Dataset items
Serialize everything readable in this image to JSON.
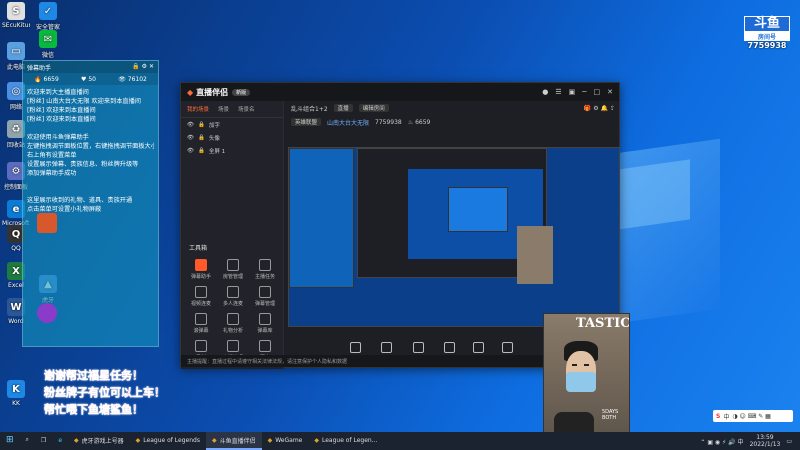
{
  "desktop": {
    "icons": [
      {
        "label": "SEcuKitunt",
        "glyph": "S",
        "color": "#e0e0e0"
      },
      {
        "label": "安全管家",
        "glyph": "✓",
        "color": "#1e88e5"
      },
      {
        "label": "此电脑",
        "glyph": "▭",
        "color": "#5aa0e0"
      },
      {
        "label": "微信",
        "glyph": "✉",
        "color": "#09b83e"
      },
      {
        "label": "网络",
        "glyph": "◎",
        "color": "#4a90e2"
      },
      {
        "label": "回收站",
        "glyph": "♻",
        "color": "#90a4ae"
      },
      {
        "label": "控制面板",
        "glyph": "⚙",
        "color": "#5c6bc0"
      },
      {
        "label": "Microsoft Edge",
        "glyph": "e",
        "color": "#0a7cd6"
      },
      {
        "label": "QQ",
        "glyph": "Q",
        "color": "#333"
      },
      {
        "label": "Excel",
        "glyph": "X",
        "color": "#1f7a3f"
      },
      {
        "label": "Word",
        "glyph": "W",
        "color": "#2b5797"
      },
      {
        "label": "虎牙",
        "glyph": "▲",
        "color": "#4a7fd8"
      },
      {
        "label": "KK",
        "glyph": "K",
        "color": "#1e88e5"
      }
    ],
    "middle_icons": [
      {
        "glyph": "◆",
        "color": "#e06030"
      },
      {
        "glyph": "◆",
        "color": "#8a3cc8"
      }
    ]
  },
  "chat": {
    "title": "弹幕助手",
    "stats": [
      "6659",
      "50",
      "76102"
    ],
    "messages": [
      "欢迎来到大主播直播间",
      "[粉丝] 山南大台大无限  欢迎来到本直播间",
      "[粉丝]  欢迎来到本直播间",
      "[粉丝]  欢迎来到本直播间",
      "",
      "欢迎使用斗鱼弹幕助手",
      "左键拖拽调节面板位置，右键拖拽调节面板大小",
      "右上角有设置菜单",
      "设置展示弹幕、贵族信息、粉丝牌升级等",
      "添加弹幕助手成功",
      "",
      "",
      "这里展示收到的礼物、道具、贵族开通",
      "点击菜单可设置小礼物屏蔽"
    ]
  },
  "overlay_text": [
    "谢谢帮过福星任务！",
    "粉丝牌子有位可以上车！",
    "帮忙喂下鱼塘鲨鱼！"
  ],
  "app": {
    "name": "直播伴侣",
    "version": "新版",
    "scene_tabs": [
      "我的场景",
      "场景",
      "场景名"
    ],
    "sources": [
      "加字",
      "头像",
      "全屏 1"
    ],
    "tools_title": "工具箱",
    "tools": [
      "弹幕助手",
      "房管管理",
      "主播任务",
      "视频连麦",
      "多人连麦",
      "弹幕管理",
      "滚弹幕",
      "礼物分析",
      "弹幕库",
      "录制",
      "直播管理",
      "更多"
    ],
    "room_title": "乱斗组合1+2",
    "room_tag": "直播",
    "room_edit": "编辑房间",
    "room_category": "英雄联盟",
    "room_owner": "山南大台大无限",
    "room_id": "7759938",
    "room_fans": "6659",
    "controls": [
      "直播画面",
      "摄像头",
      "手机投屏",
      "多媒体",
      "麦克风",
      "扬声器"
    ],
    "status": "主播提醒：直播过程中请遵守相关法律法规，请注意保护个人隐私和数据"
  },
  "badge": {
    "top": "斗鱼",
    "sub": "房间号",
    "room": "7759938"
  },
  "cam_text": {
    "big": "TASTIC",
    "small": "5DAYS\nBOTH"
  },
  "taskbar": {
    "items": [
      {
        "label": "虎牙游戏上号器",
        "on": false
      },
      {
        "label": "League of Legends",
        "on": false
      },
      {
        "label": "斗鱼直播伴侣",
        "on": true
      },
      {
        "label": "WeGame",
        "on": false
      },
      {
        "label": "League of Legen...",
        "on": false
      }
    ],
    "time": "13:59",
    "date": "2022/1/13",
    "ime_label": "中"
  }
}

EXERCISE DETAILS: From the listing, extract all text exactly as given and drop any picture.

RIGHT ANSWER:
Serialize everything readable in this image to JSON.
{
  "desktop": {
    "icons": [
      {
        "label": "SEcuKitunt",
        "glyph": "S",
        "color": "#e0e0e0"
      },
      {
        "label": "安全管家",
        "glyph": "✓",
        "color": "#1e88e5"
      },
      {
        "label": "此电脑",
        "glyph": "▭",
        "color": "#5aa0e0"
      },
      {
        "label": "微信",
        "glyph": "✉",
        "color": "#09b83e"
      },
      {
        "label": "网络",
        "glyph": "◎",
        "color": "#4a90e2"
      },
      {
        "label": "回收站",
        "glyph": "♻",
        "color": "#90a4ae"
      },
      {
        "label": "控制面板",
        "glyph": "⚙",
        "color": "#5c6bc0"
      },
      {
        "label": "Microsoft Edge",
        "glyph": "e",
        "color": "#0a7cd6"
      },
      {
        "label": "QQ",
        "glyph": "Q",
        "color": "#333"
      },
      {
        "label": "Excel",
        "glyph": "X",
        "color": "#1f7a3f"
      },
      {
        "label": "Word",
        "glyph": "W",
        "color": "#2b5797"
      },
      {
        "label": "虎牙",
        "glyph": "▲",
        "color": "#4a7fd8"
      },
      {
        "label": "KK",
        "glyph": "K",
        "color": "#1e88e5"
      }
    ],
    "middle_icons": [
      {
        "glyph": "◆",
        "color": "#e06030"
      },
      {
        "glyph": "◆",
        "color": "#8a3cc8"
      }
    ]
  },
  "chat": {
    "title": "弹幕助手",
    "stats": [
      "6659",
      "50",
      "76102"
    ],
    "messages": [
      "欢迎来到大主播直播间",
      "[粉丝] 山南大台大无限  欢迎来到本直播间",
      "[粉丝]  欢迎来到本直播间",
      "[粉丝]  欢迎来到本直播间",
      "",
      "欢迎使用斗鱼弹幕助手",
      "左键拖拽调节面板位置，右键拖拽调节面板大小",
      "右上角有设置菜单",
      "设置展示弹幕、贵族信息、粉丝牌升级等",
      "添加弹幕助手成功",
      "",
      "",
      "这里展示收到的礼物、道具、贵族开通",
      "点击菜单可设置小礼物屏蔽"
    ]
  },
  "overlay_text": [
    "谢谢帮过福星任务！",
    "粉丝牌子有位可以上车！",
    "帮忙喂下鱼塘鲨鱼！"
  ],
  "app": {
    "name": "直播伴侣",
    "version": "新版",
    "scene_tabs": [
      "我的场景",
      "场景",
      "场景名"
    ],
    "sources": [
      "加字",
      "头像",
      "全屏 1"
    ],
    "tools_title": "工具箱",
    "tools": [
      "弹幕助手",
      "房管管理",
      "主播任务",
      "视频连麦",
      "多人连麦",
      "弹幕管理",
      "滚弹幕",
      "礼物分析",
      "弹幕库",
      "录制",
      "直播管理",
      "更多"
    ],
    "room_title": "乱斗组合1+2",
    "room_tag": "直播",
    "room_edit": "编辑房间",
    "room_category": "英雄联盟",
    "room_owner": "山南大台大无限",
    "room_id": "7759938",
    "room_fans": "6659",
    "controls": [
      "直播画面",
      "摄像头",
      "手机投屏",
      "多媒体",
      "麦克风",
      "扬声器"
    ],
    "status": "主播提醒：直播过程中请遵守相关法律法规，请注意保护个人隐私和数据"
  },
  "badge": {
    "top": "斗鱼",
    "sub": "房间号",
    "room": "7759938"
  },
  "cam_text": {
    "big": "TASTIC",
    "small": "5DAYS\nBOTH"
  },
  "taskbar": {
    "items": [
      {
        "label": "虎牙游戏上号器",
        "on": false
      },
      {
        "label": "League of Legends",
        "on": false
      },
      {
        "label": "斗鱼直播伴侣",
        "on": true
      },
      {
        "label": "WeGame",
        "on": false
      },
      {
        "label": "League of Legen...",
        "on": false
      }
    ],
    "time": "13:59",
    "date": "2022/1/13",
    "ime_label": "中"
  }
}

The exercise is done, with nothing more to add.